### Entries provided
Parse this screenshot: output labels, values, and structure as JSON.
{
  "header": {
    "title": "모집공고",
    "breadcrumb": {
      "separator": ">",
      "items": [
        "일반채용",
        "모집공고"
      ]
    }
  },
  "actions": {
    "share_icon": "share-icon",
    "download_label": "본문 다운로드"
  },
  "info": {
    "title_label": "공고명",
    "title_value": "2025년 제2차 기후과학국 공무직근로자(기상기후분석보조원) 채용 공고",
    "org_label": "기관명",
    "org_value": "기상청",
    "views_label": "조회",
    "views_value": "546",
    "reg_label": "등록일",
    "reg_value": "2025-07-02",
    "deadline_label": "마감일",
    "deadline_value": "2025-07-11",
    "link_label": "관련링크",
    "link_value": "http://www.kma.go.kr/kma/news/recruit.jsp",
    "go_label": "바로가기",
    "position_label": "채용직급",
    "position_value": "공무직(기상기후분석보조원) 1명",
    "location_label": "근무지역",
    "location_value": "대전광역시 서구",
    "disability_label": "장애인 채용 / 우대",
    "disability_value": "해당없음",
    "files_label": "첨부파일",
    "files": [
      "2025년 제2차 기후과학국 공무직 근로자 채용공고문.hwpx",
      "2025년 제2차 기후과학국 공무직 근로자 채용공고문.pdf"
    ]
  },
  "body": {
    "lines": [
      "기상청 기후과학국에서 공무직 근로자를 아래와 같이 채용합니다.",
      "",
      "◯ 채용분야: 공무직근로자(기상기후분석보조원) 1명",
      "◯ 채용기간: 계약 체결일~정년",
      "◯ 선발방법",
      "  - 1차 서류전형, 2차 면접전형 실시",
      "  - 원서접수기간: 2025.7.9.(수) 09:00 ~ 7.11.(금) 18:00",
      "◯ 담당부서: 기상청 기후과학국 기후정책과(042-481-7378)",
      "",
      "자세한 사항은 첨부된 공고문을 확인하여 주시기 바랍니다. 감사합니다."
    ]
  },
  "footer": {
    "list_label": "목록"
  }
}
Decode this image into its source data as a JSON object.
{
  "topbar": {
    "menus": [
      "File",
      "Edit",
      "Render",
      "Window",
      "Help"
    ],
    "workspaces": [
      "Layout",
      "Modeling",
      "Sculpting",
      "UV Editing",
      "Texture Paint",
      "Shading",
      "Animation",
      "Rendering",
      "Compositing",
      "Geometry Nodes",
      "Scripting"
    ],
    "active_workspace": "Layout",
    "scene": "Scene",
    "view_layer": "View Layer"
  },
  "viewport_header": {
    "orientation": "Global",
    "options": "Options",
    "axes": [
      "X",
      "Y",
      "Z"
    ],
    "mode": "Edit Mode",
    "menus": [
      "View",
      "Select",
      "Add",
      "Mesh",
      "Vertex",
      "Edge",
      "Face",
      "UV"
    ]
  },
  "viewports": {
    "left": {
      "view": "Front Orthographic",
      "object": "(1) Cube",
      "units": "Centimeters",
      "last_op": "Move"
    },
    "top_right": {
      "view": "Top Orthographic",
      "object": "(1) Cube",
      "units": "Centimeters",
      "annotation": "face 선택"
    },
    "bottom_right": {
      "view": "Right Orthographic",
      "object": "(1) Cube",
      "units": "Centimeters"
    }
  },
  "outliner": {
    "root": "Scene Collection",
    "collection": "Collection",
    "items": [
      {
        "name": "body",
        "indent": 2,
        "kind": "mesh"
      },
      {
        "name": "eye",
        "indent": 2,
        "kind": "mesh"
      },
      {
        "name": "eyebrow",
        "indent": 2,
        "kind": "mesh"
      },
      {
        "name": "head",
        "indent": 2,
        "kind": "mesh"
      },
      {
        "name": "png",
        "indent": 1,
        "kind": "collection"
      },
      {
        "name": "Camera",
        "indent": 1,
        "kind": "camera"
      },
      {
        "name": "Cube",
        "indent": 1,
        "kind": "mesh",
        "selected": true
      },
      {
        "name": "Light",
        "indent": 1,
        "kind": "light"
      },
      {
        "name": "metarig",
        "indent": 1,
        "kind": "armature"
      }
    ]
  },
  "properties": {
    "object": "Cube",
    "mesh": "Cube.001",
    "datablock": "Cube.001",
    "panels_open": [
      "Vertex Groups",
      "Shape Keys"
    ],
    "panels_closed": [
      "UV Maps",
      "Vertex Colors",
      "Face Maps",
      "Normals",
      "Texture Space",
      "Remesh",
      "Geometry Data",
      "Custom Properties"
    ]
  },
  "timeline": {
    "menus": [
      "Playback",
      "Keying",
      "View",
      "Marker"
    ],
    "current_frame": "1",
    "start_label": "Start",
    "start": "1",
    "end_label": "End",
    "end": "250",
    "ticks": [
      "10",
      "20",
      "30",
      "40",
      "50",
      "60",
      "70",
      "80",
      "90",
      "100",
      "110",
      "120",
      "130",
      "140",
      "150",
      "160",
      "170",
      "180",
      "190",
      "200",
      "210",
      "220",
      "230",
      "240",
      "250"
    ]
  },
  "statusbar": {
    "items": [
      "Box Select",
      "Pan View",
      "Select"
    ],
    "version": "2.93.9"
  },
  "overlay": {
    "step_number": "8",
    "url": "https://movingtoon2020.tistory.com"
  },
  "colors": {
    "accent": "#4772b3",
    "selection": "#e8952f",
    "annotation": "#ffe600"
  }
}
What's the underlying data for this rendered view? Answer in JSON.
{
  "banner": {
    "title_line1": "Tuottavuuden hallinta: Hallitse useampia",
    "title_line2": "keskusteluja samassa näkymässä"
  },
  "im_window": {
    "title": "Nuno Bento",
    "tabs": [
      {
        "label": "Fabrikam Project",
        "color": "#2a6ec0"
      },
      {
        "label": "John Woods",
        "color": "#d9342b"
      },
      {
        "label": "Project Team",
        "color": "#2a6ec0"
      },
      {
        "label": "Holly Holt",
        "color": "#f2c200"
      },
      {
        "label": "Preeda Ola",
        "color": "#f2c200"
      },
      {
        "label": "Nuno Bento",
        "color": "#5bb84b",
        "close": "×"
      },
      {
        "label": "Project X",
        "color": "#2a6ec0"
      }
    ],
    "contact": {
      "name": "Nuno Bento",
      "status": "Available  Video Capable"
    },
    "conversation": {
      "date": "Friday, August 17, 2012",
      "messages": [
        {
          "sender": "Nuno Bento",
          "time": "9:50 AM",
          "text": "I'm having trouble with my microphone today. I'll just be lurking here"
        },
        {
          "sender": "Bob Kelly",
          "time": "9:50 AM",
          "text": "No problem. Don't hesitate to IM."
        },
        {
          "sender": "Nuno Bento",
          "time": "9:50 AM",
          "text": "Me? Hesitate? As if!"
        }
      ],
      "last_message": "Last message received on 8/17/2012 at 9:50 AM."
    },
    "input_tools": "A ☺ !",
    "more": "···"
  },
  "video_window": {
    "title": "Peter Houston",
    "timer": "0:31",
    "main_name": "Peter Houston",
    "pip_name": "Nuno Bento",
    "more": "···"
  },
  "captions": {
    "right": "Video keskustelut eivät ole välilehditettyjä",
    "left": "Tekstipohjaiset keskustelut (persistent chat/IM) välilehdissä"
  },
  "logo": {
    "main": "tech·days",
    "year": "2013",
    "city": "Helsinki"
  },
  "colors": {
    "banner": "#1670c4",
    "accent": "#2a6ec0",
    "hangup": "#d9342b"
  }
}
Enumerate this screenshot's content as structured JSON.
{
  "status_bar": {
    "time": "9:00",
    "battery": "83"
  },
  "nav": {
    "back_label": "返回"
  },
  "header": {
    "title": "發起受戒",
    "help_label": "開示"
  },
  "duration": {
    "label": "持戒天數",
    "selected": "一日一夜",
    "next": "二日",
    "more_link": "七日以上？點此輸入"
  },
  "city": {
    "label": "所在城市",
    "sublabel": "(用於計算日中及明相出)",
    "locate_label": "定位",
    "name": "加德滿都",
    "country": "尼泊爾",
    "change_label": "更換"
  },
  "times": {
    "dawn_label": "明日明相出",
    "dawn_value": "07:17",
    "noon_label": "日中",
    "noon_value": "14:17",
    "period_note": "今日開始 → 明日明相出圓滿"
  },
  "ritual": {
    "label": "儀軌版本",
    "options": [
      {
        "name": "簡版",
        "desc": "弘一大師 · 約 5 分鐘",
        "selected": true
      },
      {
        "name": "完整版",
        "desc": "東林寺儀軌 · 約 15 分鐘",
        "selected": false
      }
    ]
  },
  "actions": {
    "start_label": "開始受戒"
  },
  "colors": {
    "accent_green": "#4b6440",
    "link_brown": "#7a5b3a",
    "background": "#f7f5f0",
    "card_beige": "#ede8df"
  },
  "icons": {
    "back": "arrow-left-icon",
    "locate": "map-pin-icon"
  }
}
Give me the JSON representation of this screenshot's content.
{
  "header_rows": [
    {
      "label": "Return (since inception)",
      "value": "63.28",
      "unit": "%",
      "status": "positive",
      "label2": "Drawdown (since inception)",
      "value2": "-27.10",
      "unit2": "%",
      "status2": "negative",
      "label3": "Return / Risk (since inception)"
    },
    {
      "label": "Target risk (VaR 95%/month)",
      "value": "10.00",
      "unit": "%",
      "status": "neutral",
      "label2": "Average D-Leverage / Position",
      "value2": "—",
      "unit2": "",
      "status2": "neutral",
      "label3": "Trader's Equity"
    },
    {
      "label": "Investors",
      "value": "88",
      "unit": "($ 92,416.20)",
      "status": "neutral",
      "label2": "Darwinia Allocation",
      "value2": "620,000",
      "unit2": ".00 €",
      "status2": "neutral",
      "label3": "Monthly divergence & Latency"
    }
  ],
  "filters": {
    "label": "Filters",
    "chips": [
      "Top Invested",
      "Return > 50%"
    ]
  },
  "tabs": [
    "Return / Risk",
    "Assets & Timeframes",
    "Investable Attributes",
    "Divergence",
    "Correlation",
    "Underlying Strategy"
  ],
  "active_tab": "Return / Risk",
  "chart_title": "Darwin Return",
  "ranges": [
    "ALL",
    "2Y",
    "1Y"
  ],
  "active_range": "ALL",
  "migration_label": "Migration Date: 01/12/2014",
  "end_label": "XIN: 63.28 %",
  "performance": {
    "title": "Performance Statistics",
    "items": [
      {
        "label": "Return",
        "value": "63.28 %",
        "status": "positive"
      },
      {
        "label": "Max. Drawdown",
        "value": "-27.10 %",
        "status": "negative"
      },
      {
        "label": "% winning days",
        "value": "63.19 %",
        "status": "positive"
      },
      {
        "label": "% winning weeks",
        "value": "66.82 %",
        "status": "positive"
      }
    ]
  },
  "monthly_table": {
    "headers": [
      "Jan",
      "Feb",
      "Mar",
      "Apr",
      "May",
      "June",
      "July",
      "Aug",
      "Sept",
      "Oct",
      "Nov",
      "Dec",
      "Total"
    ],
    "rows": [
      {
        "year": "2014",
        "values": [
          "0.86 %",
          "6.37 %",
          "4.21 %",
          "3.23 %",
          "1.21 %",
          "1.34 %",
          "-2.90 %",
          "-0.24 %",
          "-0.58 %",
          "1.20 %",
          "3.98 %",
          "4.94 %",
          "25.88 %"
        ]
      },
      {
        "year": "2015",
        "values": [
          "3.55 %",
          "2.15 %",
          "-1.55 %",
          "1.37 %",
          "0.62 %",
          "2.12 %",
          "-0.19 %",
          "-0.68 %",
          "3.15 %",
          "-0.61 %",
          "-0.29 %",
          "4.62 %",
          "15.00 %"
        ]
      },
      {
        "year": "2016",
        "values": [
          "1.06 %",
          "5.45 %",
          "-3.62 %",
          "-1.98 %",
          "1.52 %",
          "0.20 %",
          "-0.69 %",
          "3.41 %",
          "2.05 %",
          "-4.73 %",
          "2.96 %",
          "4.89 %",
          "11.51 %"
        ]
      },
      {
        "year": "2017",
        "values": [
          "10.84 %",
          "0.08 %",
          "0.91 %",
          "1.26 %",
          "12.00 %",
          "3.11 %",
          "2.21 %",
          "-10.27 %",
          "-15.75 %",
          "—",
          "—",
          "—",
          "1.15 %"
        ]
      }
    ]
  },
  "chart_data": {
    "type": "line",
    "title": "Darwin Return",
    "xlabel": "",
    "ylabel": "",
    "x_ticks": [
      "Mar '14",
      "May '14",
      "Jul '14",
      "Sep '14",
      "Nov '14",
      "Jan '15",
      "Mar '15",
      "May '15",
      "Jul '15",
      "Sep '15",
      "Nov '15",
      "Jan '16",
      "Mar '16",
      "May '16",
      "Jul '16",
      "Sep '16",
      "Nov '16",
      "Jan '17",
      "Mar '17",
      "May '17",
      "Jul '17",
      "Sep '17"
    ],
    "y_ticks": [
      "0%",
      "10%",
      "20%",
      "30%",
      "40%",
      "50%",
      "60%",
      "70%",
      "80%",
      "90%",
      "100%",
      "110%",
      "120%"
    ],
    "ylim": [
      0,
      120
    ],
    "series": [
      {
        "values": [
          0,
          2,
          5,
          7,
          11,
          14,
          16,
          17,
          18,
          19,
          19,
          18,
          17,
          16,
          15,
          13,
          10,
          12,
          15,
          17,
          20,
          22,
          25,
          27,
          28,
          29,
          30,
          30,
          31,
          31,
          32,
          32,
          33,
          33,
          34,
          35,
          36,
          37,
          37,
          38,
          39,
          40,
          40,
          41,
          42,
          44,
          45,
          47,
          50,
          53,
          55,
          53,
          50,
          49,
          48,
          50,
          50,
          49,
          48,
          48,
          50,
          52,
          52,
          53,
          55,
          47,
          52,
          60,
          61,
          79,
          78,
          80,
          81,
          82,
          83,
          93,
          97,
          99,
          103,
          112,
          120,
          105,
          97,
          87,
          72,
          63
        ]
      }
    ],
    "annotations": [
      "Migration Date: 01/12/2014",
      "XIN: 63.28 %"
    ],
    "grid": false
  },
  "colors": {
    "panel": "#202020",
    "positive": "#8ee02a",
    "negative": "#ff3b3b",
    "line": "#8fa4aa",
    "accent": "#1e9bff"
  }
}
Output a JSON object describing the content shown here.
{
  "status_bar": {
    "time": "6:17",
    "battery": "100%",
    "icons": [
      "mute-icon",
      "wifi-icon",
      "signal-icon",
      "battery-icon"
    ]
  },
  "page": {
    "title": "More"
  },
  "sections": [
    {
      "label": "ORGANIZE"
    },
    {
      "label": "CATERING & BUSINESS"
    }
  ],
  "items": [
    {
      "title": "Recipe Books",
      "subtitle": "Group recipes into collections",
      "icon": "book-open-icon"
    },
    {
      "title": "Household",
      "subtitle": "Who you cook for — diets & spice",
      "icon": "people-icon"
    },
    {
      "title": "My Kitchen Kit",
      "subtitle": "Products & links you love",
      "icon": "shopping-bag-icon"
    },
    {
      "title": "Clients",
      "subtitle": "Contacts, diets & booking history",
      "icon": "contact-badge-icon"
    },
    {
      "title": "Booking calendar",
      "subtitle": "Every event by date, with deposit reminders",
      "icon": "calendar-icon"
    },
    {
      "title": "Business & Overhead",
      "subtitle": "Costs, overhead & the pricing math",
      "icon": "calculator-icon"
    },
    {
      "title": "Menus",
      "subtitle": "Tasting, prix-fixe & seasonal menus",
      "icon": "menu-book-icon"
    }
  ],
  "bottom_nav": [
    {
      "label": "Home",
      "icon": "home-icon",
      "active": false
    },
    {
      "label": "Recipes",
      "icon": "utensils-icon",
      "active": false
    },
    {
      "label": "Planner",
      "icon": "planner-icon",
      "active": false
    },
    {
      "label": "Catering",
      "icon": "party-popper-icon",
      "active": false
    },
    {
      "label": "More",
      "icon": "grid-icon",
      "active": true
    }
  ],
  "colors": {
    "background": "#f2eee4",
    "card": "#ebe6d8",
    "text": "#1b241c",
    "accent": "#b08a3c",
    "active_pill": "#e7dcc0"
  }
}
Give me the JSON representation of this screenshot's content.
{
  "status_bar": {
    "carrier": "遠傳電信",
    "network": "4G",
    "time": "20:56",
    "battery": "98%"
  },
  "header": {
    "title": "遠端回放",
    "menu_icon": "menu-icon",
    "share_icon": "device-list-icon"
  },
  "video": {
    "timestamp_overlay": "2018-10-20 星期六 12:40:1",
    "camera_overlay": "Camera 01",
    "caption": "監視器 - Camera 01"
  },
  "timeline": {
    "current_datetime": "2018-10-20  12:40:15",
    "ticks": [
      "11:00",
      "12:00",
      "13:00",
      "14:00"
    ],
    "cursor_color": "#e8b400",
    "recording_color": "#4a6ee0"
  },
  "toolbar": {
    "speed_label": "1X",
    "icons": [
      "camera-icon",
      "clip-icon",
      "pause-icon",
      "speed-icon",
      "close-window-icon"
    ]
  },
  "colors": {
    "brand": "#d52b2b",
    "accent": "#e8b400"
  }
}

### The task
Copy every line from the records above that contains the word "diets".

### Written solution
      "subtitle": "Who you cook for — diets & spice",
      "subtitle": "Contacts, diets & booking history",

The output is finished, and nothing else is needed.